Entries provided:
((
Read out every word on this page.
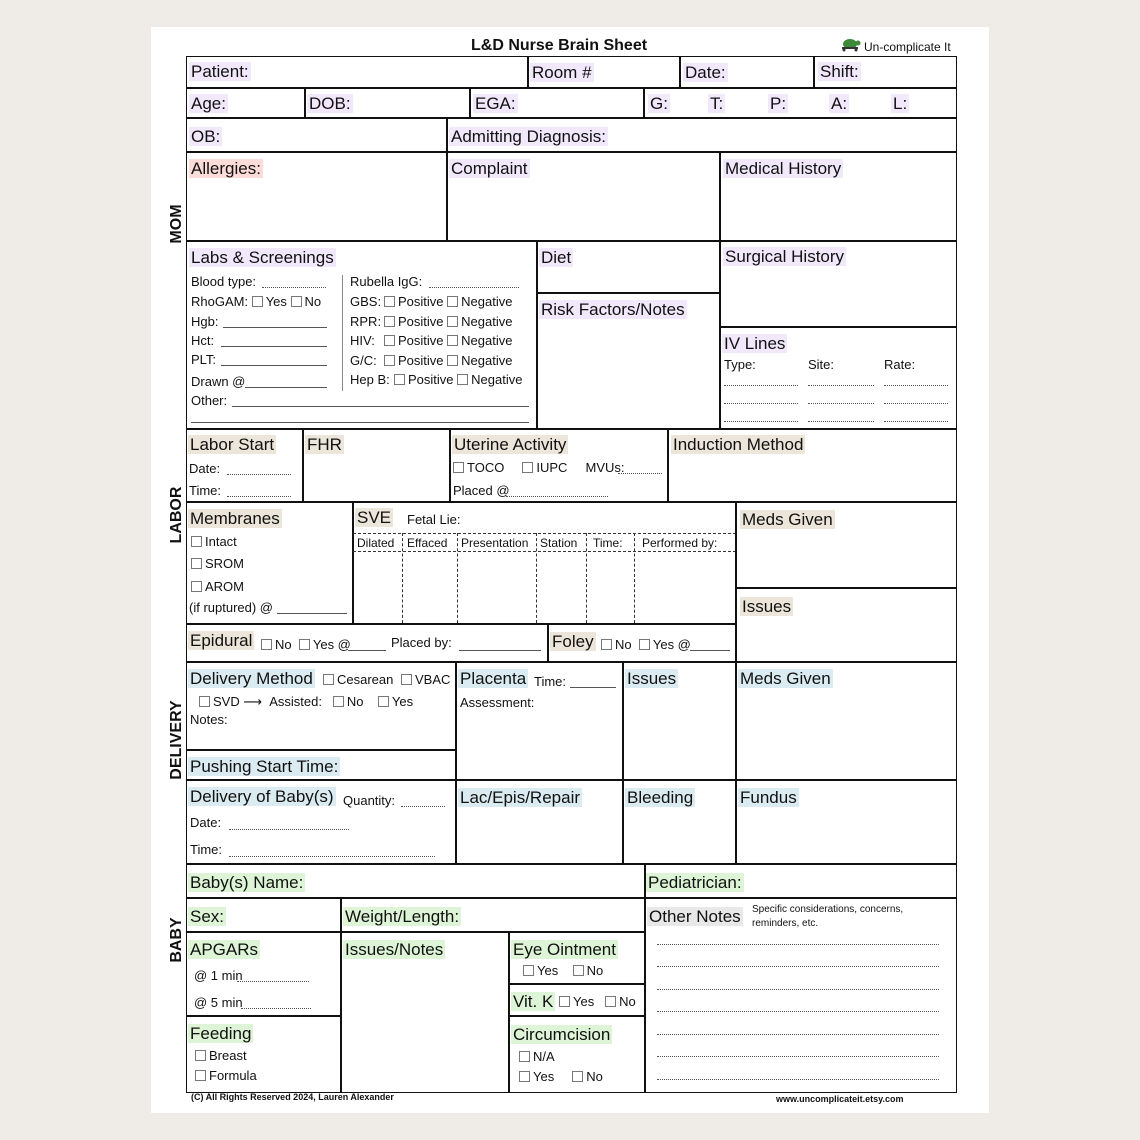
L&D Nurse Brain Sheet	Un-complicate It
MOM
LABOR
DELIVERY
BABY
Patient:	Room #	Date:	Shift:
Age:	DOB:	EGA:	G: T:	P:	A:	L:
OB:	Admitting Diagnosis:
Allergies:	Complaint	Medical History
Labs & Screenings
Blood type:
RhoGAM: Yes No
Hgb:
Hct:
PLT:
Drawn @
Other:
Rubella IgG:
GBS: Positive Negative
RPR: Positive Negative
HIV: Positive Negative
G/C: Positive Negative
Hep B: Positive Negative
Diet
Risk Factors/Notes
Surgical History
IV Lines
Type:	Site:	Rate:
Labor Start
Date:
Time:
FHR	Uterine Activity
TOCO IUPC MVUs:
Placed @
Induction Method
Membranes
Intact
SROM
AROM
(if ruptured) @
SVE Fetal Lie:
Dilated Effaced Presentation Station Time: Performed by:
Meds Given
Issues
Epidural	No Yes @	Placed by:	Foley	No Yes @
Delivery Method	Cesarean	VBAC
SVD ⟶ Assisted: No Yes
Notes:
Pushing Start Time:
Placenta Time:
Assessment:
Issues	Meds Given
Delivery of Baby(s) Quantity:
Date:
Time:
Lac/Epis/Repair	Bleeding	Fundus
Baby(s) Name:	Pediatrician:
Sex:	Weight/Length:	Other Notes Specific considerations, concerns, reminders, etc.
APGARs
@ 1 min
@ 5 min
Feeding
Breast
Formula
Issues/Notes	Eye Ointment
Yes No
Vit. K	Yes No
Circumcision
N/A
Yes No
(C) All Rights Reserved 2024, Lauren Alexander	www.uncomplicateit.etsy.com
))
((
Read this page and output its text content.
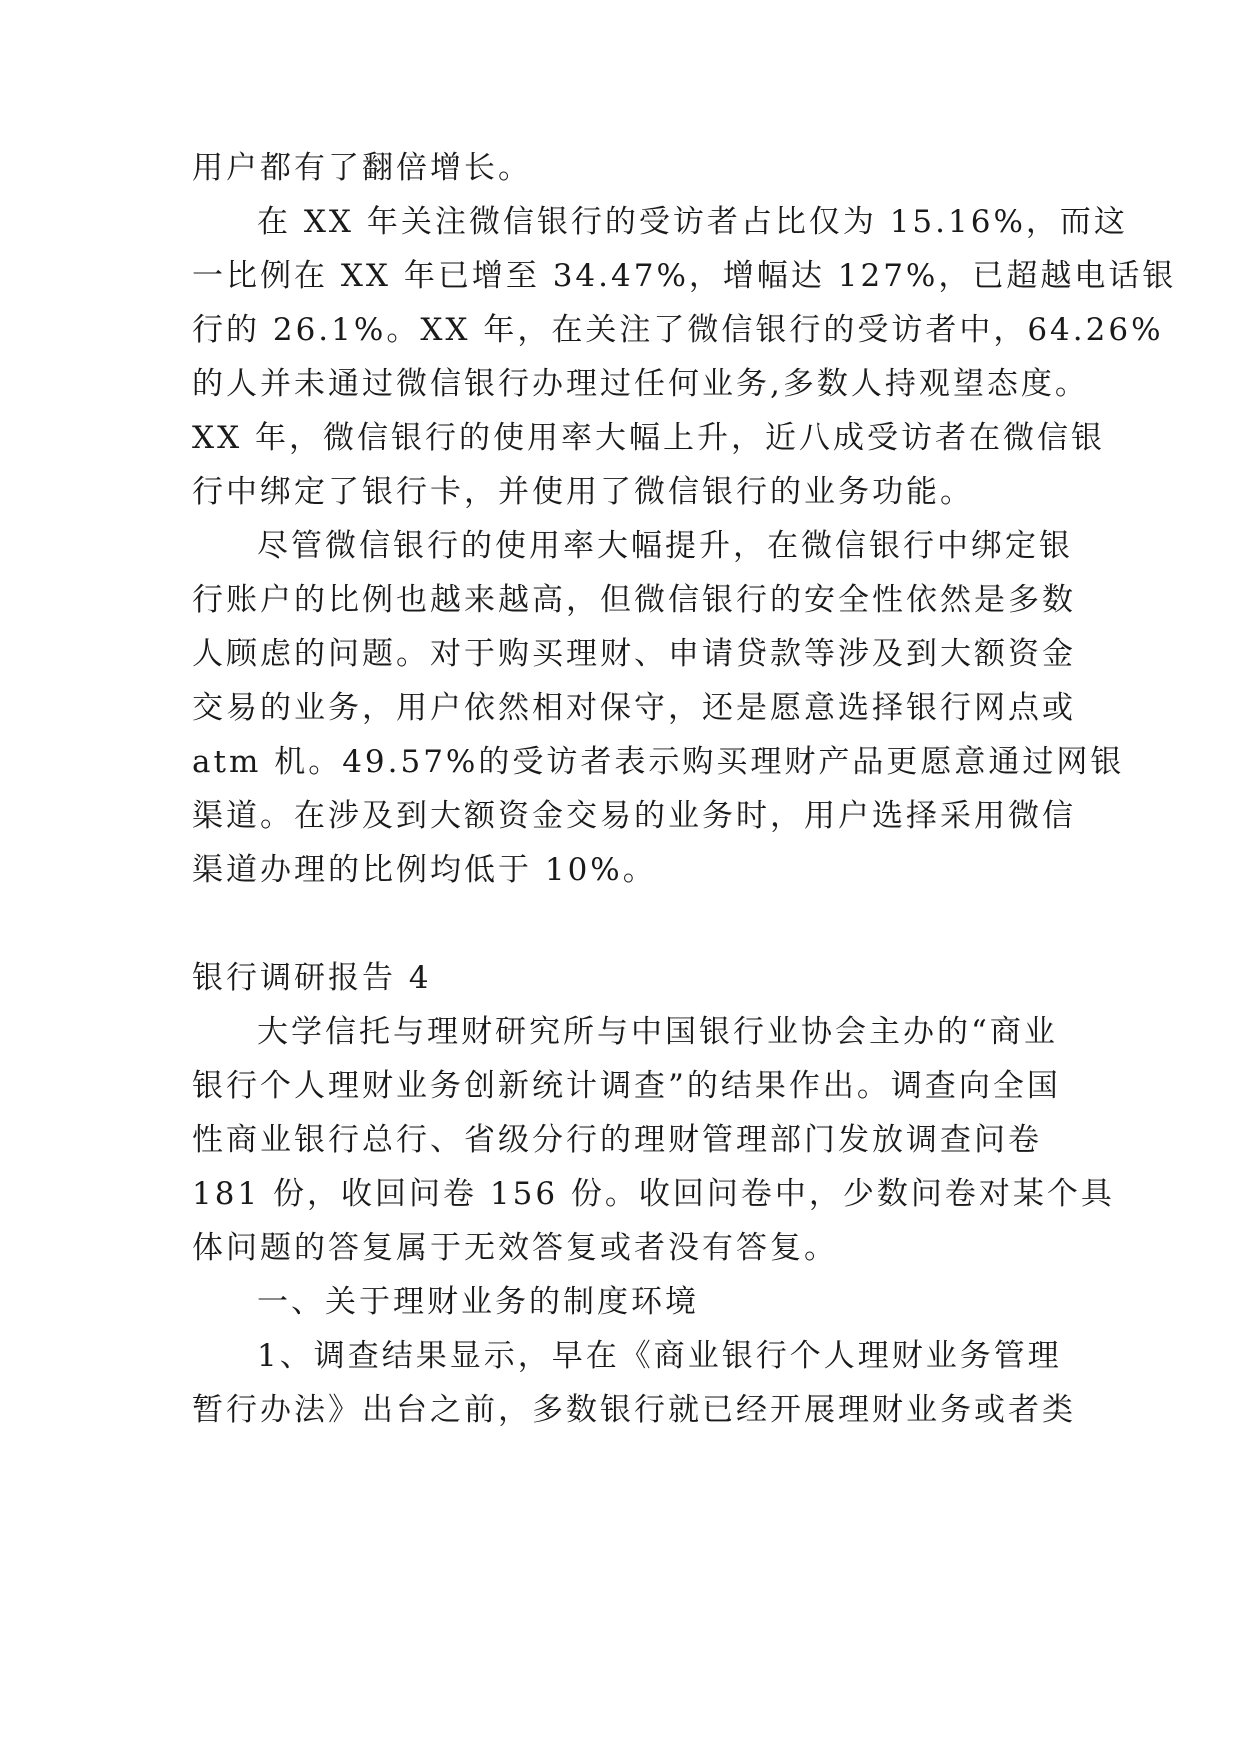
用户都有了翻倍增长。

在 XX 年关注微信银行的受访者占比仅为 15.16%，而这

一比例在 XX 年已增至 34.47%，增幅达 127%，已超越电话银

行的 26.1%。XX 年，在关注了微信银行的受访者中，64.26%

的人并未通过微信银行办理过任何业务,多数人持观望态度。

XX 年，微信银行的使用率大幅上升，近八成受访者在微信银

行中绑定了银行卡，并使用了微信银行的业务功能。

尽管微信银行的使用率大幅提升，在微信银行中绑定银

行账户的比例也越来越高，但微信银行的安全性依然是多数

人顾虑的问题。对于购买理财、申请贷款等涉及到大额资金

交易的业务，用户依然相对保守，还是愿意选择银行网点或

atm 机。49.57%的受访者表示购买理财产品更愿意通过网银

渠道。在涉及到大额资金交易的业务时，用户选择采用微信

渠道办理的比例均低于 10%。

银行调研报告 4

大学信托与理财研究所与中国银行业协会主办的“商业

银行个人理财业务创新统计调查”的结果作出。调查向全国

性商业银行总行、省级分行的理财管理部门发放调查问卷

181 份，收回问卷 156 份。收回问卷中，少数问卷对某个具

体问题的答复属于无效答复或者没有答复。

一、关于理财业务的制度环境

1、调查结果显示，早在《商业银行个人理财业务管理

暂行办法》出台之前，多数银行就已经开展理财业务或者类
))
((
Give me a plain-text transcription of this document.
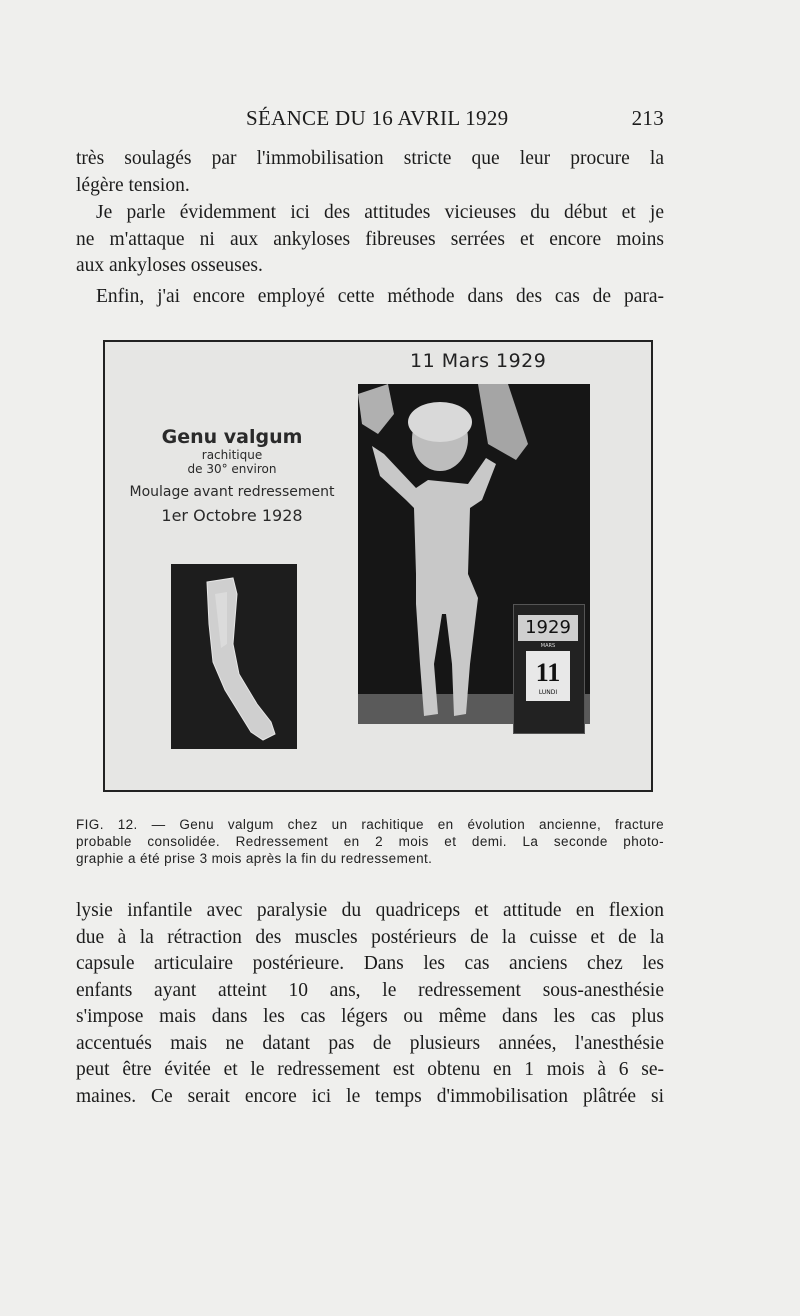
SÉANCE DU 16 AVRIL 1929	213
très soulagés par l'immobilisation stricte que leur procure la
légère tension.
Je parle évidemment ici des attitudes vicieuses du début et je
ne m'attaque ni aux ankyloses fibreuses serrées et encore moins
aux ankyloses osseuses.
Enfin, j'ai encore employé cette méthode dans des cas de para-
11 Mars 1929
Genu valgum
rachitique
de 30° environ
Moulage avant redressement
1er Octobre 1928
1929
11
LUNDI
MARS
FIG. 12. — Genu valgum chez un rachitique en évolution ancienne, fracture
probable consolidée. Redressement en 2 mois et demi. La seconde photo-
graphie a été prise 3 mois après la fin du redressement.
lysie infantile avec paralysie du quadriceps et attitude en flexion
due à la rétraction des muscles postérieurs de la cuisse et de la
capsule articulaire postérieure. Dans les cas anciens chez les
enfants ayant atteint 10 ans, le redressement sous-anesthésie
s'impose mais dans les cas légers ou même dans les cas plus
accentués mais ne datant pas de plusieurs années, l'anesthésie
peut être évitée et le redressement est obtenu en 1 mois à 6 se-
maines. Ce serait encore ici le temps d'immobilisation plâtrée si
))
Exercise details: Tell how many lines in the records above contain "Placed", giving the number and no other words.

Result: 2